#### Stated task
The records below hold pictures; please leave those out and retype the rest exactly.

#### Records to use
-*-
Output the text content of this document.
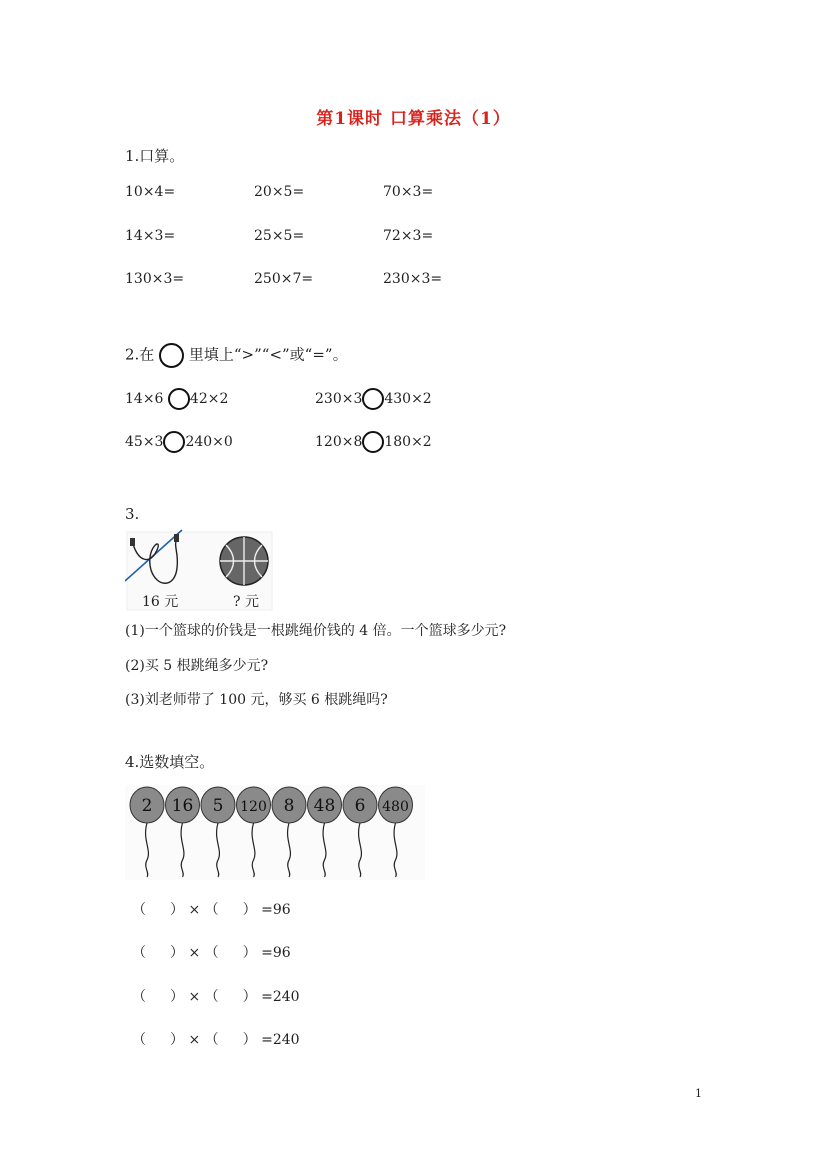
第1课时 口算乘法（1）
1.口算。
10×4=	20×5=	70×3=
14×3=	25×5=	72×3=
130×3=	250×7=	230×3=
2.在 里填上“>”“<”或“=”。
14×6 42×2	230×3 430×2
45×3 240×0	120×8 180×2
3.
16 元	? 元
(1)一个篮球的价钱是一根跳绳价钱的 4 倍。一个篮球多少元?
(2)买 5 根跳绳多少元?
(3)刘老师带了 100 元，够买 6 根跳绳吗?
4.选数填空。
2 16 5 120 8 48 6 480
（ ） × （ ） =96
（ ） × （ ） =96
（ ） × （ ） =240
（ ） × （ ） =240
1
-*-
#### Problem solution
Output the text content of this document.
第1课时 口算乘法（1）
1.口算。
10×4=	20×5=	70×3=
14×3=	25×5=	72×3=
130×3=	250×7=	230×3=
2.在 里填上“>”“<”或“=”。
14×6 42×2	230×3 430×2
45×3 240×0	120×8 180×2
3.
16 元	? 元
(1)一个篮球的价钱是一根跳绳价钱的 4 倍。一个篮球多少元?
(2)买 5 根跳绳多少元?
(3)刘老师带了 100 元，够买 6 根跳绳吗?
4.选数填空。
2 16 5 120 8 48 6 480
（ ） × （ ） =96
（ ） × （ ） =96
（ ） × （ ） =240
（ ） × （ ） =240
1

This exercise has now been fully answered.